▶ **GOAL**
Copy out all of the data exactly as it appears.

▶ **INPUT FOR THIS TASK**
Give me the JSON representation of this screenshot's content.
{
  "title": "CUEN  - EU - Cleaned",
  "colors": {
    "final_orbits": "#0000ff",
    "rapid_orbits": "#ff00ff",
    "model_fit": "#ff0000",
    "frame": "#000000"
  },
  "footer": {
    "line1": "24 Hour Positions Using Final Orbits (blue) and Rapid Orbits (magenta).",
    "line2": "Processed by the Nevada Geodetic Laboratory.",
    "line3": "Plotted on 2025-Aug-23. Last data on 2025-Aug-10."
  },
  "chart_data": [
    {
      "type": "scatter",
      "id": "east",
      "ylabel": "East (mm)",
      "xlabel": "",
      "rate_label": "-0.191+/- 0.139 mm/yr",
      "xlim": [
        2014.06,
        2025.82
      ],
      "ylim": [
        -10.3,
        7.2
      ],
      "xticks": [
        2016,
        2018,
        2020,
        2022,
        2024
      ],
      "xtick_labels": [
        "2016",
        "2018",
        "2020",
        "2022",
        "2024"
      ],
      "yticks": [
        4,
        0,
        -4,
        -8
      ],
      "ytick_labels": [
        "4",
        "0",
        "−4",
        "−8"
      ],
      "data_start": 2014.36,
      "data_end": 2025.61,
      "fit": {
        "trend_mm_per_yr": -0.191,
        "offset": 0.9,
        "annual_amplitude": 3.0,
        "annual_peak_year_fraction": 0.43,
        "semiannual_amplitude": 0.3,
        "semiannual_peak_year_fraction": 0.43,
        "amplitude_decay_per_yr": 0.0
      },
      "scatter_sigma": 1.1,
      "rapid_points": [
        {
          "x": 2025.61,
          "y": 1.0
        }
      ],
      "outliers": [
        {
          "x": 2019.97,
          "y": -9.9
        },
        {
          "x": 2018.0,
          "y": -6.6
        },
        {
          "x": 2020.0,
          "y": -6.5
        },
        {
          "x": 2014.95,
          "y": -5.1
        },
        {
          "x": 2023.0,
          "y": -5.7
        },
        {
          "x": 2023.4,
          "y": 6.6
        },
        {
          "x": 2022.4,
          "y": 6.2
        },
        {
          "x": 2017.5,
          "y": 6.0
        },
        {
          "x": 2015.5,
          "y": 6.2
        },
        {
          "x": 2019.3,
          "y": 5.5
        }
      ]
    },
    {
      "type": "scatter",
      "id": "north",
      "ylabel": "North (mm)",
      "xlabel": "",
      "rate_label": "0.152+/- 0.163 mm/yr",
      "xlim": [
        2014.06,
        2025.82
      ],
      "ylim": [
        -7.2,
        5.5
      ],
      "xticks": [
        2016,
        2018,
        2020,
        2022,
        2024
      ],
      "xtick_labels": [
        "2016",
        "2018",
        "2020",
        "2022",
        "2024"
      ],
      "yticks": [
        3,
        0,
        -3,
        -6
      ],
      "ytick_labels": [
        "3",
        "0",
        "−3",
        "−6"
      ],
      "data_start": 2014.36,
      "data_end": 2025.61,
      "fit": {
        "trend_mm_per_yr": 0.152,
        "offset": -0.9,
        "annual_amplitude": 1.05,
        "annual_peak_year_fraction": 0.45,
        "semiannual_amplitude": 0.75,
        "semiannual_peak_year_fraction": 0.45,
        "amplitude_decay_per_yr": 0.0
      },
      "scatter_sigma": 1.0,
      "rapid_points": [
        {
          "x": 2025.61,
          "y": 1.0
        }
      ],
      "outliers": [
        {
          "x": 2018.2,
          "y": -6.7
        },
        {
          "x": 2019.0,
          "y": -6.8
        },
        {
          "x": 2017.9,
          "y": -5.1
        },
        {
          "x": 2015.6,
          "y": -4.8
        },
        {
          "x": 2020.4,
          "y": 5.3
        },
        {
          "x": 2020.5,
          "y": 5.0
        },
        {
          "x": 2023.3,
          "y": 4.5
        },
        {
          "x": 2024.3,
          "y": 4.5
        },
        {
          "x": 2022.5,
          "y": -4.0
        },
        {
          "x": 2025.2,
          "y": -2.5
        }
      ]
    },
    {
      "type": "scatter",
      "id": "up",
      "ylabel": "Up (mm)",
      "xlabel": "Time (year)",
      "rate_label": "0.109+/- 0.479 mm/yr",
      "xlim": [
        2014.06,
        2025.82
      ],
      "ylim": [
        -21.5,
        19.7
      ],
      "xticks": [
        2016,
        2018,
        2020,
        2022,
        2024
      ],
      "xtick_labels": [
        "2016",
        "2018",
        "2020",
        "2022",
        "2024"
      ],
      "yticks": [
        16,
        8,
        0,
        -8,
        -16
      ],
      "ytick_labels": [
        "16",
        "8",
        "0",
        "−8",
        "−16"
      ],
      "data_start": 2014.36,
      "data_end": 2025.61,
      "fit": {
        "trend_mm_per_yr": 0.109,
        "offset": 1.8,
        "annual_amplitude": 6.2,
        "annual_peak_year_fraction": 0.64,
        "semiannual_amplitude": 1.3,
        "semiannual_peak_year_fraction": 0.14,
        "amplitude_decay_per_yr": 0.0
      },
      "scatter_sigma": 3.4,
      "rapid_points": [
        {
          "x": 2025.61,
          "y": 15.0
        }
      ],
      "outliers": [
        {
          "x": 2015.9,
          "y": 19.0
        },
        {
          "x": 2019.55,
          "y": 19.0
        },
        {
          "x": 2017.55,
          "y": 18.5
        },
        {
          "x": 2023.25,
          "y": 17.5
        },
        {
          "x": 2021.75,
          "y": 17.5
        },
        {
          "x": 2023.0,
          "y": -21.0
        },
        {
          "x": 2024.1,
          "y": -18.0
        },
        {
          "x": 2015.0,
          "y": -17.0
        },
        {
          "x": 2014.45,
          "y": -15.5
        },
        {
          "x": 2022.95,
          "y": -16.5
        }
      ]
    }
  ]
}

▶ **COMPLETE ANSWER**
Give me the JSON representation of this screenshot's content.
{
  "title": "CUEN  - EU - Cleaned",
  "colors": {
    "final_orbits": "#0000ff",
    "rapid_orbits": "#ff00ff",
    "model_fit": "#ff0000",
    "frame": "#000000"
  },
  "footer": {
    "line1": "24 Hour Positions Using Final Orbits (blue) and Rapid Orbits (magenta).",
    "line2": "Processed by the Nevada Geodetic Laboratory.",
    "line3": "Plotted on 2025-Aug-23. Last data on 2025-Aug-10."
  },
  "chart_data": [
    {
      "type": "scatter",
      "id": "east",
      "ylabel": "East (mm)",
      "xlabel": "",
      "rate_label": "-0.191+/- 0.139 mm/yr",
      "xlim": [
        2014.06,
        2025.82
      ],
      "ylim": [
        -10.3,
        7.2
      ],
      "xticks": [
        2016,
        2018,
        2020,
        2022,
        2024
      ],
      "xtick_labels": [
        "2016",
        "2018",
        "2020",
        "2022",
        "2024"
      ],
      "yticks": [
        4,
        0,
        -4,
        -8
      ],
      "ytick_labels": [
        "4",
        "0",
        "−4",
        "−8"
      ],
      "data_start": 2014.36,
      "data_end": 2025.61,
      "fit": {
        "trend_mm_per_yr": -0.191,
        "offset": 0.9,
        "annual_amplitude": 3.0,
        "annual_peak_year_fraction": 0.43,
        "semiannual_amplitude": 0.3,
        "semiannual_peak_year_fraction": 0.43,
        "amplitude_decay_per_yr": 0.0
      },
      "scatter_sigma": 1.1,
      "rapid_points": [
        {
          "x": 2025.61,
          "y": 1.0
        }
      ],
      "outliers": [
        {
          "x": 2019.97,
          "y": -9.9
        },
        {
          "x": 2018.0,
          "y": -6.6
        },
        {
          "x": 2020.0,
          "y": -6.5
        },
        {
          "x": 2014.95,
          "y": -5.1
        },
        {
          "x": 2023.0,
          "y": -5.7
        },
        {
          "x": 2023.4,
          "y": 6.6
        },
        {
          "x": 2022.4,
          "y": 6.2
        },
        {
          "x": 2017.5,
          "y": 6.0
        },
        {
          "x": 2015.5,
          "y": 6.2
        },
        {
          "x": 2019.3,
          "y": 5.5
        }
      ]
    },
    {
      "type": "scatter",
      "id": "north",
      "ylabel": "North (mm)",
      "xlabel": "",
      "rate_label": "0.152+/- 0.163 mm/yr",
      "xlim": [
        2014.06,
        2025.82
      ],
      "ylim": [
        -7.2,
        5.5
      ],
      "xticks": [
        2016,
        2018,
        2020,
        2022,
        2024
      ],
      "xtick_labels": [
        "2016",
        "2018",
        "2020",
        "2022",
        "2024"
      ],
      "yticks": [
        3,
        0,
        -3,
        -6
      ],
      "ytick_labels": [
        "3",
        "0",
        "−3",
        "−6"
      ],
      "data_start": 2014.36,
      "data_end": 2025.61,
      "fit": {
        "trend_mm_per_yr": 0.152,
        "offset": -0.9,
        "annual_amplitude": 1.05,
        "annual_peak_year_fraction": 0.45,
        "semiannual_amplitude": 0.75,
        "semiannual_peak_year_fraction": 0.45,
        "amplitude_decay_per_yr": 0.0
      },
      "scatter_sigma": 1.0,
      "rapid_points": [
        {
          "x": 2025.61,
          "y": 1.0
        }
      ],
      "outliers": [
        {
          "x": 2018.2,
          "y": -6.7
        },
        {
          "x": 2019.0,
          "y": -6.8
        },
        {
          "x": 2017.9,
          "y": -5.1
        },
        {
          "x": 2015.6,
          "y": -4.8
        },
        {
          "x": 2020.4,
          "y": 5.3
        },
        {
          "x": 2020.5,
          "y": 5.0
        },
        {
          "x": 2023.3,
          "y": 4.5
        },
        {
          "x": 2024.3,
          "y": 4.5
        },
        {
          "x": 2022.5,
          "y": -4.0
        },
        {
          "x": 2025.2,
          "y": -2.5
        }
      ]
    },
    {
      "type": "scatter",
      "id": "up",
      "ylabel": "Up (mm)",
      "xlabel": "Time (year)",
      "rate_label": "0.109+/- 0.479 mm/yr",
      "xlim": [
        2014.06,
        2025.82
      ],
      "ylim": [
        -21.5,
        19.7
      ],
      "xticks": [
        2016,
        2018,
        2020,
        2022,
        2024
      ],
      "xtick_labels": [
        "2016",
        "2018",
        "2020",
        "2022",
        "2024"
      ],
      "yticks": [
        16,
        8,
        0,
        -8,
        -16
      ],
      "ytick_labels": [
        "16",
        "8",
        "0",
        "−8",
        "−16"
      ],
      "data_start": 2014.36,
      "data_end": 2025.61,
      "fit": {
        "trend_mm_per_yr": 0.109,
        "offset": 1.8,
        "annual_amplitude": 6.2,
        "annual_peak_year_fraction": 0.64,
        "semiannual_amplitude": 1.3,
        "semiannual_peak_year_fraction": 0.14,
        "amplitude_decay_per_yr": 0.0
      },
      "scatter_sigma": 3.4,
      "rapid_points": [
        {
          "x": 2025.61,
          "y": 15.0
        }
      ],
      "outliers": [
        {
          "x": 2015.9,
          "y": 19.0
        },
        {
          "x": 2019.55,
          "y": 19.0
        },
        {
          "x": 2017.55,
          "y": 18.5
        },
        {
          "x": 2023.25,
          "y": 17.5
        },
        {
          "x": 2021.75,
          "y": 17.5
        },
        {
          "x": 2023.0,
          "y": -21.0
        },
        {
          "x": 2024.1,
          "y": -18.0
        },
        {
          "x": 2015.0,
          "y": -17.0
        },
        {
          "x": 2014.45,
          "y": -15.5
        },
        {
          "x": 2022.95,
          "y": -16.5
        }
      ]
    }
  ]
}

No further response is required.